#### [TASK DIRECTIONS]
Using the listing below, select the lines with the word "JSON" and copy them.

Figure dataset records
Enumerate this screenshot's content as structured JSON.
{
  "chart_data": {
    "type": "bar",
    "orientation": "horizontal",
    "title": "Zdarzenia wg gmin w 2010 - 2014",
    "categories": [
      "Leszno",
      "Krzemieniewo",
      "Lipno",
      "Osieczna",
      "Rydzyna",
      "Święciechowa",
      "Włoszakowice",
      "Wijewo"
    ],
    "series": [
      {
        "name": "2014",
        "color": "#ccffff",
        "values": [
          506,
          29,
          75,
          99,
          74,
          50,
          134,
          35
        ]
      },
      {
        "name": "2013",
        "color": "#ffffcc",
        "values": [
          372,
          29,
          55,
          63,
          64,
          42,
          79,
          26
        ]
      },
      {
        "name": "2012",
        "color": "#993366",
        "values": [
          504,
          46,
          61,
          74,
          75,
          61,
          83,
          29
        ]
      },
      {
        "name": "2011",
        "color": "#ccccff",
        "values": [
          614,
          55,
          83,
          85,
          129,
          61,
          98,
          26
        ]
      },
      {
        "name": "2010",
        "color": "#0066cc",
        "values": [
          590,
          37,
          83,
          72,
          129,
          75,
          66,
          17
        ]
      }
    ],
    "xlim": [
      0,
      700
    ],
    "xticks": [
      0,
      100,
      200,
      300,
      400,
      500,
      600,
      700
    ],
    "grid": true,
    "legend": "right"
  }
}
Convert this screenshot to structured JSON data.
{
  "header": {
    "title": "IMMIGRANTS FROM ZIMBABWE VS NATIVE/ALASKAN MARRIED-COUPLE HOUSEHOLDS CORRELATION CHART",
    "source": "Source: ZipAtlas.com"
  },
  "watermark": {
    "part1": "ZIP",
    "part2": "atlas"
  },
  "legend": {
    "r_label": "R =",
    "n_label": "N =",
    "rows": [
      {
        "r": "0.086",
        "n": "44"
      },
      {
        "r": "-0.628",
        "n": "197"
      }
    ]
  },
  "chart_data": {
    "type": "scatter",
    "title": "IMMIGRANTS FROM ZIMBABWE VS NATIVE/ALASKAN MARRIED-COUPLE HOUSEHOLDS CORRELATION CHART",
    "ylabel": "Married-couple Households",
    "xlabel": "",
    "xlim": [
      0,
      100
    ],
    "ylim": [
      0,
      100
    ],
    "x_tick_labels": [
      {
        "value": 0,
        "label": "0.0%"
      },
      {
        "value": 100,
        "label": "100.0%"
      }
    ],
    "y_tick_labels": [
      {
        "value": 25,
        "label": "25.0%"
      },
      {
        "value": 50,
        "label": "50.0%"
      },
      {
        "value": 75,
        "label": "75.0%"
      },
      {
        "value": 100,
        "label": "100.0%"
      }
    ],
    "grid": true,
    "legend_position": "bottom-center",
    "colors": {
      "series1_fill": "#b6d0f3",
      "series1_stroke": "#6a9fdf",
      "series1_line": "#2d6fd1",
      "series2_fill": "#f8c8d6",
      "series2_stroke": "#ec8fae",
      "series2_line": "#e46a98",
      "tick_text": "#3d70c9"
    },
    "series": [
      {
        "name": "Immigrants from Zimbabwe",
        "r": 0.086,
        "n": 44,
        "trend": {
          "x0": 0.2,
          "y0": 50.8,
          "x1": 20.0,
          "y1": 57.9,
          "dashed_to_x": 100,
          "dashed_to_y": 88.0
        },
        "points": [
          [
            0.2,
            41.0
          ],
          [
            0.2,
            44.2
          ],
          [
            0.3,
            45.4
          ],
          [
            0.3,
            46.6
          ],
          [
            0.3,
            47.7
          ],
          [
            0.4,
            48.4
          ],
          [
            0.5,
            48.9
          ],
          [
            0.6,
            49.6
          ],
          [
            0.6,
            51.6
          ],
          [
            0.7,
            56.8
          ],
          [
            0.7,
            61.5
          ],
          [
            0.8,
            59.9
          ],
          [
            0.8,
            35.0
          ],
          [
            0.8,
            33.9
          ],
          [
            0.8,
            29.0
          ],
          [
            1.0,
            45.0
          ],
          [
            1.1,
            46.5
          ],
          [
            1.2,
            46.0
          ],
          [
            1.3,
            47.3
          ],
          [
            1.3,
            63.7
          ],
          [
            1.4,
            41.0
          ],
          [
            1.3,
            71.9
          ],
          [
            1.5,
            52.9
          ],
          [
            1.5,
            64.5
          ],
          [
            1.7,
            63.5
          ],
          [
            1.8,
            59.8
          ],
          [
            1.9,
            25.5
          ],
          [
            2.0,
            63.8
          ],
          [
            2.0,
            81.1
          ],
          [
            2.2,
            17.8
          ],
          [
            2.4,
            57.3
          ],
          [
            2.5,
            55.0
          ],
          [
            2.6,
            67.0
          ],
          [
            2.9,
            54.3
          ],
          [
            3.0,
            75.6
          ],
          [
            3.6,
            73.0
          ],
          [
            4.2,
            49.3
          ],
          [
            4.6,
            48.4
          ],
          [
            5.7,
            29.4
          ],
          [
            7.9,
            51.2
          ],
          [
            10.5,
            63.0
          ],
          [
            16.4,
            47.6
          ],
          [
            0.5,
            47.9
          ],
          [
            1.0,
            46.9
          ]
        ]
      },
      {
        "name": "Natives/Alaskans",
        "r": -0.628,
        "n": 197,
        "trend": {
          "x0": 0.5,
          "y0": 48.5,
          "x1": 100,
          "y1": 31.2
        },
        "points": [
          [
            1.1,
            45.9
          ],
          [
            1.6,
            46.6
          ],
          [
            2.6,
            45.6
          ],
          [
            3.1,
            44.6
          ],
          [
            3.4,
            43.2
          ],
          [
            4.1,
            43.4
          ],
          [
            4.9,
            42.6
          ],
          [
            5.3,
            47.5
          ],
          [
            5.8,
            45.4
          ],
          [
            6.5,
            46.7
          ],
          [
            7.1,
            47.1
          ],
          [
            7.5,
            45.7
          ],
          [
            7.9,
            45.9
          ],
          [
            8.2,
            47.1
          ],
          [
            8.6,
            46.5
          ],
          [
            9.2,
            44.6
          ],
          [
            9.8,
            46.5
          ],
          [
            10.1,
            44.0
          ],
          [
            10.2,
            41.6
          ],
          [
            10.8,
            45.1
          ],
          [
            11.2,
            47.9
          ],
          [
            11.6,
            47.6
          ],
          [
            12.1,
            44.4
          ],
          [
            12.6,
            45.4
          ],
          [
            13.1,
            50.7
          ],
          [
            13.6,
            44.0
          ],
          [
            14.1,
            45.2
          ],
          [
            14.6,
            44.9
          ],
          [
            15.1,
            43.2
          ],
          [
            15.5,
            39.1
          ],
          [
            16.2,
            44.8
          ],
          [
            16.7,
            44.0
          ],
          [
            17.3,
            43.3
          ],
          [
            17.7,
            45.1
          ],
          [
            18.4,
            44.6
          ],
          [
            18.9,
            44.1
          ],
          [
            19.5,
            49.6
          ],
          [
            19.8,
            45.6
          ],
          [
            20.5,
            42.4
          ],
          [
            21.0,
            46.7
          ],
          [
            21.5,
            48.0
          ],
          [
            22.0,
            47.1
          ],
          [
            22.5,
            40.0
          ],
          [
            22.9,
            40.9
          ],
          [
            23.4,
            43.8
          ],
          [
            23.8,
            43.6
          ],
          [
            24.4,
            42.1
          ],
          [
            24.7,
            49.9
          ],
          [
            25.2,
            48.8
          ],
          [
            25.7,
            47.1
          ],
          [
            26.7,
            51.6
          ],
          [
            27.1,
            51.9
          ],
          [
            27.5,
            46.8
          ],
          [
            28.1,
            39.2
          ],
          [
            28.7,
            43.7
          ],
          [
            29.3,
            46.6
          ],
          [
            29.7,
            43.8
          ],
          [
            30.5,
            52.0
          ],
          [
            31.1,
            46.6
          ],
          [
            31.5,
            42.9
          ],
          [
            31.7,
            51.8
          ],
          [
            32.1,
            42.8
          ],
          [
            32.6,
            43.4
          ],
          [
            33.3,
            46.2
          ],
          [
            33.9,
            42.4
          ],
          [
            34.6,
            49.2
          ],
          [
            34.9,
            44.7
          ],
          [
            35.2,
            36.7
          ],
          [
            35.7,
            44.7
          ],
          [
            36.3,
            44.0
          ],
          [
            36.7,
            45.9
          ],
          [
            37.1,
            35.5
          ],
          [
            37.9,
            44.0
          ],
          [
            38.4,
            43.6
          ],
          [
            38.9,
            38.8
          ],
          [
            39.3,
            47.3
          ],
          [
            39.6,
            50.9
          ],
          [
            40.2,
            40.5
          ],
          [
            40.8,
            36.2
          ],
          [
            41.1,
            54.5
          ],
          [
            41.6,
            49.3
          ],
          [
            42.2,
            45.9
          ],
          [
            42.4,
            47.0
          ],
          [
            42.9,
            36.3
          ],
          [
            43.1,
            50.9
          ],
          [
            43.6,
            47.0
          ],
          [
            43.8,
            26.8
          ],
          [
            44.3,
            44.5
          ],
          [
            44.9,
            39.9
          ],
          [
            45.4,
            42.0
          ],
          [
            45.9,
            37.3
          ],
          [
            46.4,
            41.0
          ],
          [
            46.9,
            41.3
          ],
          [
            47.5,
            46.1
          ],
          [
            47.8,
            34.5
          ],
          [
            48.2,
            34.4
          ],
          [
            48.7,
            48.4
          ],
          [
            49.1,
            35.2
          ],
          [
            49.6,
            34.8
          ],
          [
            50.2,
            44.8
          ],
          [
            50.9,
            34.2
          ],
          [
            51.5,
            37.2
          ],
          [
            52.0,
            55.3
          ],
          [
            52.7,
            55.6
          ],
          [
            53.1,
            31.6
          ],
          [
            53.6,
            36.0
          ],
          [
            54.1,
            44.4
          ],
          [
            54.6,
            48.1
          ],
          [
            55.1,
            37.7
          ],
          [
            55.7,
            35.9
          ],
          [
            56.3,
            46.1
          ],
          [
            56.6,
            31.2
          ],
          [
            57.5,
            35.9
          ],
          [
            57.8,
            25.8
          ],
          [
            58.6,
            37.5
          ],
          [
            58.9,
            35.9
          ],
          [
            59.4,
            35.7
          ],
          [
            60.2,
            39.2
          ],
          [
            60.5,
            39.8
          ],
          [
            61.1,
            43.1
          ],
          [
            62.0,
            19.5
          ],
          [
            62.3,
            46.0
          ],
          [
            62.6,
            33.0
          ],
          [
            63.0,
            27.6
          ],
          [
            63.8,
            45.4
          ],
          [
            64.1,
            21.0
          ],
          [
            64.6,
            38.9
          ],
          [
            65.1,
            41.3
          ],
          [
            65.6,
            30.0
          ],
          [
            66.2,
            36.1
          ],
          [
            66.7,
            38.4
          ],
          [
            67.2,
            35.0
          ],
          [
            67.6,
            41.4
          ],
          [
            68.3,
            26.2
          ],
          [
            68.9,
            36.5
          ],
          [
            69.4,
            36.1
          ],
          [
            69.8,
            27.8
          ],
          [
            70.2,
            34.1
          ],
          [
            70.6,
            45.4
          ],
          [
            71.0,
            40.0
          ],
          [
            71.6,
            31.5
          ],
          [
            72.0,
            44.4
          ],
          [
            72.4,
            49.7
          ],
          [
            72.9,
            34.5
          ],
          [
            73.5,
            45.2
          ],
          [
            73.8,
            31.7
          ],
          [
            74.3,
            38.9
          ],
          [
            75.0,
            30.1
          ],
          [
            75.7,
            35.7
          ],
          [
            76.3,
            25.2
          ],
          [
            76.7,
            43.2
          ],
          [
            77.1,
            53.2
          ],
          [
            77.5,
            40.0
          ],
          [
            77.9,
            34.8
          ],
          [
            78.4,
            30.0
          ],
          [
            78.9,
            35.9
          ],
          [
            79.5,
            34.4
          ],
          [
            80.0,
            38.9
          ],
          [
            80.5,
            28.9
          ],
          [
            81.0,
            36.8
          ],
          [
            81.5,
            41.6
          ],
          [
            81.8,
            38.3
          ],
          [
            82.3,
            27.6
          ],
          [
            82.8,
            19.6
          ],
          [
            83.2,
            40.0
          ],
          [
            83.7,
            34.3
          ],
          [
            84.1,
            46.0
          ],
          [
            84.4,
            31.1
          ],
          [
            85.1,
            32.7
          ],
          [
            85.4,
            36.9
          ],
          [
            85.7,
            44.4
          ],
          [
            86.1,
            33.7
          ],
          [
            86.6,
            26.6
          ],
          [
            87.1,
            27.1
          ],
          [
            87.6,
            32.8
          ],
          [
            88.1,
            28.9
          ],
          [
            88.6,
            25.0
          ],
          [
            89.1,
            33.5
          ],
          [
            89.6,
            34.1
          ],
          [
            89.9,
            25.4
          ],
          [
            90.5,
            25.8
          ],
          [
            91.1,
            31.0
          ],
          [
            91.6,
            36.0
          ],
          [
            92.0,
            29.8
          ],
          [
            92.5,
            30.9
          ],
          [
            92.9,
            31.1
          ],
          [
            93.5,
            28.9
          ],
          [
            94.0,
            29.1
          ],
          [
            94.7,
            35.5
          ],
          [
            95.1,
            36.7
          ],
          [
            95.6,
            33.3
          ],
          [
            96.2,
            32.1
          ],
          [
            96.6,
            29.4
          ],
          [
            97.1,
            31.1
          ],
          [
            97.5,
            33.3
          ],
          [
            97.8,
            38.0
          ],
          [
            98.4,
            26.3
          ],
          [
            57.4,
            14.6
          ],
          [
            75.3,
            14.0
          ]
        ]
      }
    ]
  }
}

#### [TASK SOLUTION]
Enumerate this screenshot's content as structured JSON.
Convert this screenshot to structured JSON data.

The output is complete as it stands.